WHAT YOU WILL DO: Copy everything in the listing below word for word, apart from any images.

THE RECORDS:
◆ ◆ ◆ ◆ ◆

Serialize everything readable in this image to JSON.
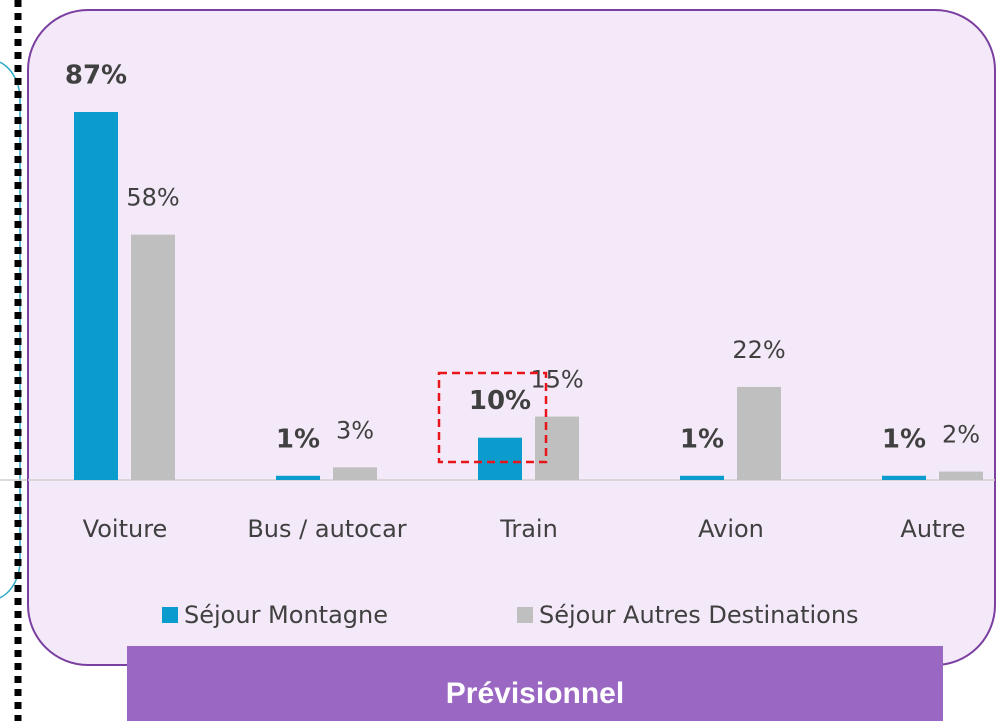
{
  "chart_data": {
    "type": "bar",
    "categories": [
      "Voiture",
      "Bus / autocar",
      "Train",
      "Avion",
      "Autre"
    ],
    "series": [
      {
        "name": "Séjour Montagne",
        "color": "#0a9ccc",
        "values": [
          87,
          1,
          10,
          1,
          1
        ],
        "value_labels": [
          "87%",
          "1%",
          "10%",
          "1%",
          "1%"
        ]
      },
      {
        "name": "Séjour Autres Destinations",
        "color": "#bfbfbf",
        "values": [
          58,
          3,
          15,
          22,
          2
        ],
        "value_labels": [
          "58%",
          "3%",
          "15%",
          "22%",
          "2%"
        ]
      }
    ],
    "ylim": [
      0,
      100
    ],
    "footer": "Prévisionnel"
  }
}
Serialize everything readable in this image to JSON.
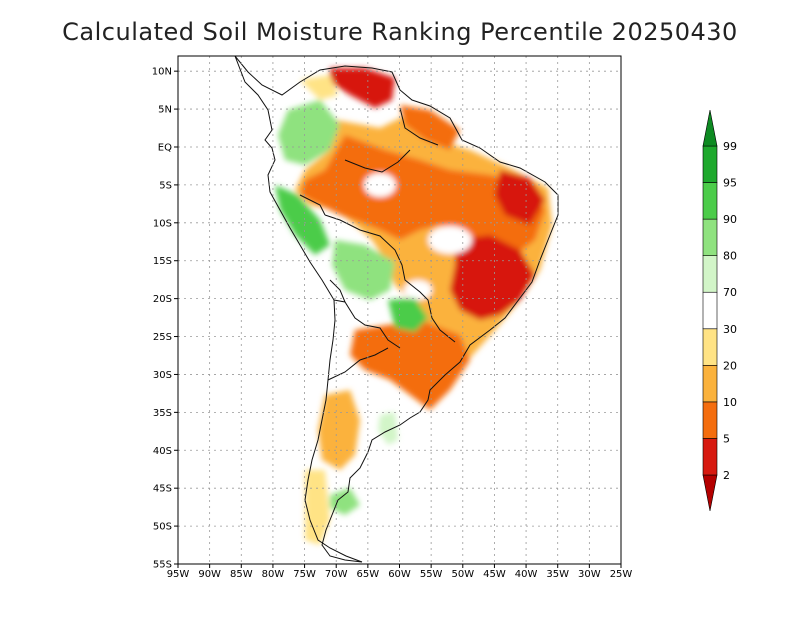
{
  "title": "Calculated Soil Moisture Ranking Percentile 20250430",
  "map": {
    "lon_range": [
      -95,
      -25
    ],
    "lat_range": [
      -55,
      12
    ],
    "lat_ticks": [
      {
        "value": 10,
        "label": "10N"
      },
      {
        "value": 5,
        "label": "5N"
      },
      {
        "value": 0,
        "label": "EQ"
      },
      {
        "value": -5,
        "label": "5S"
      },
      {
        "value": -10,
        "label": "10S"
      },
      {
        "value": -15,
        "label": "15S"
      },
      {
        "value": -20,
        "label": "20S"
      },
      {
        "value": -25,
        "label": "25S"
      },
      {
        "value": -30,
        "label": "30S"
      },
      {
        "value": -35,
        "label": "35S"
      },
      {
        "value": -40,
        "label": "40S"
      },
      {
        "value": -45,
        "label": "45S"
      },
      {
        "value": -50,
        "label": "50S"
      },
      {
        "value": -55,
        "label": "55S"
      }
    ],
    "lon_ticks": [
      {
        "value": -95,
        "label": "95W"
      },
      {
        "value": -90,
        "label": "90W"
      },
      {
        "value": -85,
        "label": "85W"
      },
      {
        "value": -80,
        "label": "80W"
      },
      {
        "value": -75,
        "label": "75W"
      },
      {
        "value": -70,
        "label": "70W"
      },
      {
        "value": -65,
        "label": "65W"
      },
      {
        "value": -60,
        "label": "60W"
      },
      {
        "value": -55,
        "label": "55W"
      },
      {
        "value": -50,
        "label": "50W"
      },
      {
        "value": -45,
        "label": "45W"
      },
      {
        "value": -40,
        "label": "40W"
      },
      {
        "value": -35,
        "label": "35W"
      },
      {
        "value": -30,
        "label": "30W"
      },
      {
        "value": -25,
        "label": "25W"
      }
    ]
  },
  "colorbar": {
    "bins": [
      {
        "label": "2",
        "color": "#b40000"
      },
      {
        "label": "5",
        "color": "#d7190f"
      },
      {
        "label": "10",
        "color": "#f46d0e"
      },
      {
        "label": "20",
        "color": "#fbb23c"
      },
      {
        "label": "30",
        "color": "#ffe385"
      },
      {
        "label": "70",
        "color": "#ffffff"
      },
      {
        "label": "80",
        "color": "#d2f5c8"
      },
      {
        "label": "90",
        "color": "#8fe27f"
      },
      {
        "label": "95",
        "color": "#4ccc4a"
      },
      {
        "label": "99",
        "color": "#1ea82d"
      },
      {
        "label": "",
        "color": "#0e8a22"
      }
    ]
  },
  "chart_data": {
    "type": "heatmap",
    "title": "Calculated Soil Moisture Ranking Percentile 20250430",
    "xlabel": "",
    "ylabel": "",
    "xlim": [
      -95,
      -25
    ],
    "ylim": [
      -55,
      12
    ],
    "grid": true,
    "legend": "right",
    "colorbar_thresholds": [
      2,
      5,
      10,
      20,
      30,
      70,
      80,
      90,
      95,
      99
    ],
    "regions": [
      {
        "lon": -66,
        "lat": 9,
        "category": "<5"
      },
      {
        "lon": -48,
        "lat": -8,
        "category": "10-20"
      },
      {
        "lon": -44,
        "lat": -9,
        "category": "<5"
      },
      {
        "lon": -43,
        "lat": -15,
        "category": "<5"
      },
      {
        "lon": -47,
        "lat": -20,
        "category": "<5"
      },
      {
        "lon": -52,
        "lat": -25,
        "category": "<5"
      },
      {
        "lon": -57,
        "lat": -27,
        "category": "5-10"
      },
      {
        "lon": -62,
        "lat": -6,
        "category": "10-20"
      },
      {
        "lon": -73,
        "lat": -5,
        "category": "5-10"
      },
      {
        "lon": -75,
        "lat": 3,
        "category": "80-95"
      },
      {
        "lon": -80,
        "lat": -8,
        "category": "80-95"
      },
      {
        "lon": -64,
        "lat": -17,
        "category": "80-95"
      },
      {
        "lon": -59,
        "lat": -22,
        "category": "90-95"
      },
      {
        "lon": -68,
        "lat": -40,
        "category": "20-30"
      },
      {
        "lon": -70,
        "lat": -47,
        "category": "80-90"
      }
    ]
  }
}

◆ ◆ ◆ ◆ ◆

REPLY:
Serialize everything readable in this image to JSON.
{
  "chart_data": {
    "type": "bar",
    "categories": [
      "Voiture",
      "Bus / autocar",
      "Train",
      "Avion",
      "Autre"
    ],
    "series": [
      {
        "name": "Séjour Montagne",
        "color": "#0a9ccc",
        "values": [
          87,
          1,
          10,
          1,
          1
        ],
        "value_labels": [
          "87%",
          "1%",
          "10%",
          "1%",
          "1%"
        ]
      },
      {
        "name": "Séjour Autres Destinations",
        "color": "#bfbfbf",
        "values": [
          58,
          3,
          15,
          22,
          2
        ],
        "value_labels": [
          "58%",
          "3%",
          "15%",
          "22%",
          "2%"
        ]
      }
    ],
    "ylim": [
      0,
      100
    ],
    "footer": "Prévisionnel"
  }
}
Serialize everything readable in this image to JSON.
{
  "title": "Calculated Soil Moisture Ranking Percentile 20250430",
  "map": {
    "lon_range": [
      -95,
      -25
    ],
    "lat_range": [
      -55,
      12
    ],
    "lat_ticks": [
      {
        "value": 10,
        "label": "10N"
      },
      {
        "value": 5,
        "label": "5N"
      },
      {
        "value": 0,
        "label": "EQ"
      },
      {
        "value": -5,
        "label": "5S"
      },
      {
        "value": -10,
        "label": "10S"
      },
      {
        "value": -15,
        "label": "15S"
      },
      {
        "value": -20,
        "label": "20S"
      },
      {
        "value": -25,
        "label": "25S"
      },
      {
        "value": -30,
        "label": "30S"
      },
      {
        "value": -35,
        "label": "35S"
      },
      {
        "value": -40,
        "label": "40S"
      },
      {
        "value": -45,
        "label": "45S"
      },
      {
        "value": -50,
        "label": "50S"
      },
      {
        "value": -55,
        "label": "55S"
      }
    ],
    "lon_ticks": [
      {
        "value": -95,
        "label": "95W"
      },
      {
        "value": -90,
        "label": "90W"
      },
      {
        "value": -85,
        "label": "85W"
      },
      {
        "value": -80,
        "label": "80W"
      },
      {
        "value": -75,
        "label": "75W"
      },
      {
        "value": -70,
        "label": "70W"
      },
      {
        "value": -65,
        "label": "65W"
      },
      {
        "value": -60,
        "label": "60W"
      },
      {
        "value": -55,
        "label": "55W"
      },
      {
        "value": -50,
        "label": "50W"
      },
      {
        "value": -45,
        "label": "45W"
      },
      {
        "value": -40,
        "label": "40W"
      },
      {
        "value": -35,
        "label": "35W"
      },
      {
        "value": -30,
        "label": "30W"
      },
      {
        "value": -25,
        "label": "25W"
      }
    ]
  },
  "colorbar": {
    "bins": [
      {
        "label": "2",
        "color": "#b40000"
      },
      {
        "label": "5",
        "color": "#d7190f"
      },
      {
        "label": "10",
        "color": "#f46d0e"
      },
      {
        "label": "20",
        "color": "#fbb23c"
      },
      {
        "label": "30",
        "color": "#ffe385"
      },
      {
        "label": "70",
        "color": "#ffffff"
      },
      {
        "label": "80",
        "color": "#d2f5c8"
      },
      {
        "label": "90",
        "color": "#8fe27f"
      },
      {
        "label": "95",
        "color": "#4ccc4a"
      },
      {
        "label": "99",
        "color": "#1ea82d"
      },
      {
        "label": "",
        "color": "#0e8a22"
      }
    ]
  },
  "chart_data": {
    "type": "heatmap",
    "title": "Calculated Soil Moisture Ranking Percentile 20250430",
    "xlabel": "",
    "ylabel": "",
    "xlim": [
      -95,
      -25
    ],
    "ylim": [
      -55,
      12
    ],
    "grid": true,
    "legend": "right",
    "colorbar_thresholds": [
      2,
      5,
      10,
      20,
      30,
      70,
      80,
      90,
      95,
      99
    ],
    "regions": [
      {
        "lon": -66,
        "lat": 9,
        "category": "<5"
      },
      {
        "lon": -48,
        "lat": -8,
        "category": "10-20"
      },
      {
        "lon": -44,
        "lat": -9,
        "category": "<5"
      },
      {
        "lon": -43,
        "lat": -15,
        "category": "<5"
      },
      {
        "lon": -47,
        "lat": -20,
        "category": "<5"
      },
      {
        "lon": -52,
        "lat": -25,
        "category": "<5"
      },
      {
        "lon": -57,
        "lat": -27,
        "category": "5-10"
      },
      {
        "lon": -62,
        "lat": -6,
        "category": "10-20"
      },
      {
        "lon": -73,
        "lat": -5,
        "category": "5-10"
      },
      {
        "lon": -75,
        "lat": 3,
        "category": "80-95"
      },
      {
        "lon": -80,
        "lat": -8,
        "category": "80-95"
      },
      {
        "lon": -64,
        "lat": -17,
        "category": "80-95"
      },
      {
        "lon": -59,
        "lat": -22,
        "category": "90-95"
      },
      {
        "lon": -68,
        "lat": -40,
        "category": "20-30"
      },
      {
        "lon": -70,
        "lat": -47,
        "category": "80-90"
      }
    ]
  }
}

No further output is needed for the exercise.